(What is required)
Output every entry exactly as written, skipping any pictures.
** BEGIN Given data **
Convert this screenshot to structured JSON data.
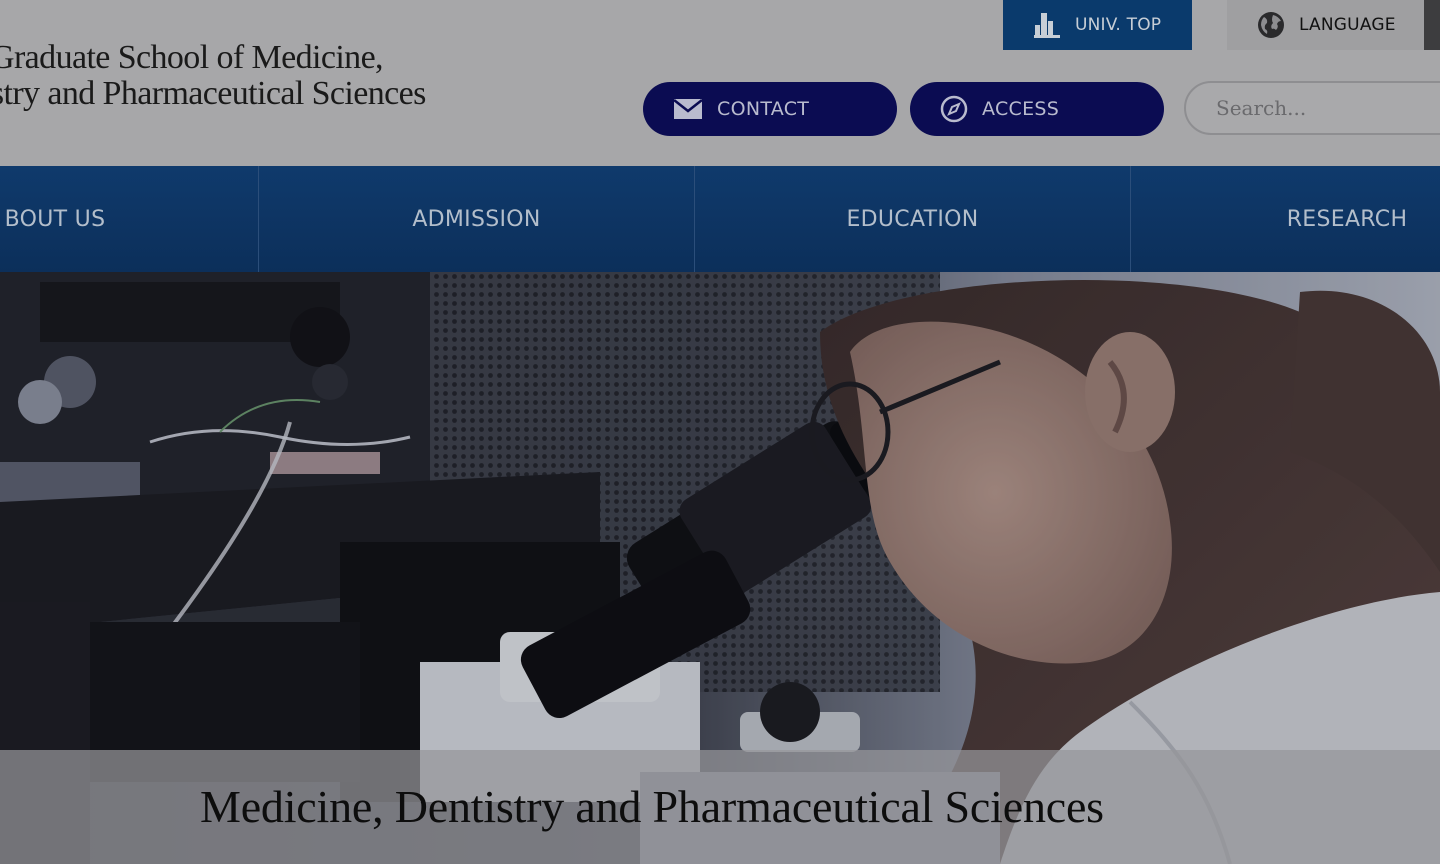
{
  "header": {
    "title_line1": "Graduate School of Medicine,",
    "title_line2": "istry and Pharmaceutical Sciences",
    "univ_top_label": "UNIV. TOP",
    "language_label": "LANGUAGE",
    "contact_label": "CONTACT",
    "access_label": "ACCESS",
    "search_placeholder": "Search..."
  },
  "nav": {
    "items": [
      {
        "label": "BOUT US"
      },
      {
        "label": "ADMISSION"
      },
      {
        "label": "EDUCATION"
      },
      {
        "label": "RESEARCH"
      }
    ]
  },
  "hero": {
    "caption": "Medicine, Dentistry and Pharmaceutical Sciences"
  },
  "colors": {
    "nav_blue": "#0f3a6c",
    "pill_navy": "#0b0c52",
    "header_gray": "#a7a7a9"
  },
  "icons": {
    "univ_top": "building-icon",
    "language": "globe-icon",
    "contact": "envelope-icon",
    "access": "compass-icon"
  }
}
** END Given data **
(Expected answer)
Convert this screenshot to structured JSON data.
{
  "header": {
    "title_line1": "Graduate School of Medicine,",
    "title_line2": "istry and Pharmaceutical Sciences",
    "univ_top_label": "UNIV. TOP",
    "language_label": "LANGUAGE",
    "contact_label": "CONTACT",
    "access_label": "ACCESS",
    "search_placeholder": "Search..."
  },
  "nav": {
    "items": [
      {
        "label": "BOUT US"
      },
      {
        "label": "ADMISSION"
      },
      {
        "label": "EDUCATION"
      },
      {
        "label": "RESEARCH"
      }
    ]
  },
  "hero": {
    "caption": "Medicine, Dentistry and Pharmaceutical Sciences"
  },
  "colors": {
    "nav_blue": "#0f3a6c",
    "pill_navy": "#0b0c52",
    "header_gray": "#a7a7a9"
  },
  "icons": {
    "univ_top": "building-icon",
    "language": "globe-icon",
    "contact": "envelope-icon",
    "access": "compass-icon"
  }
}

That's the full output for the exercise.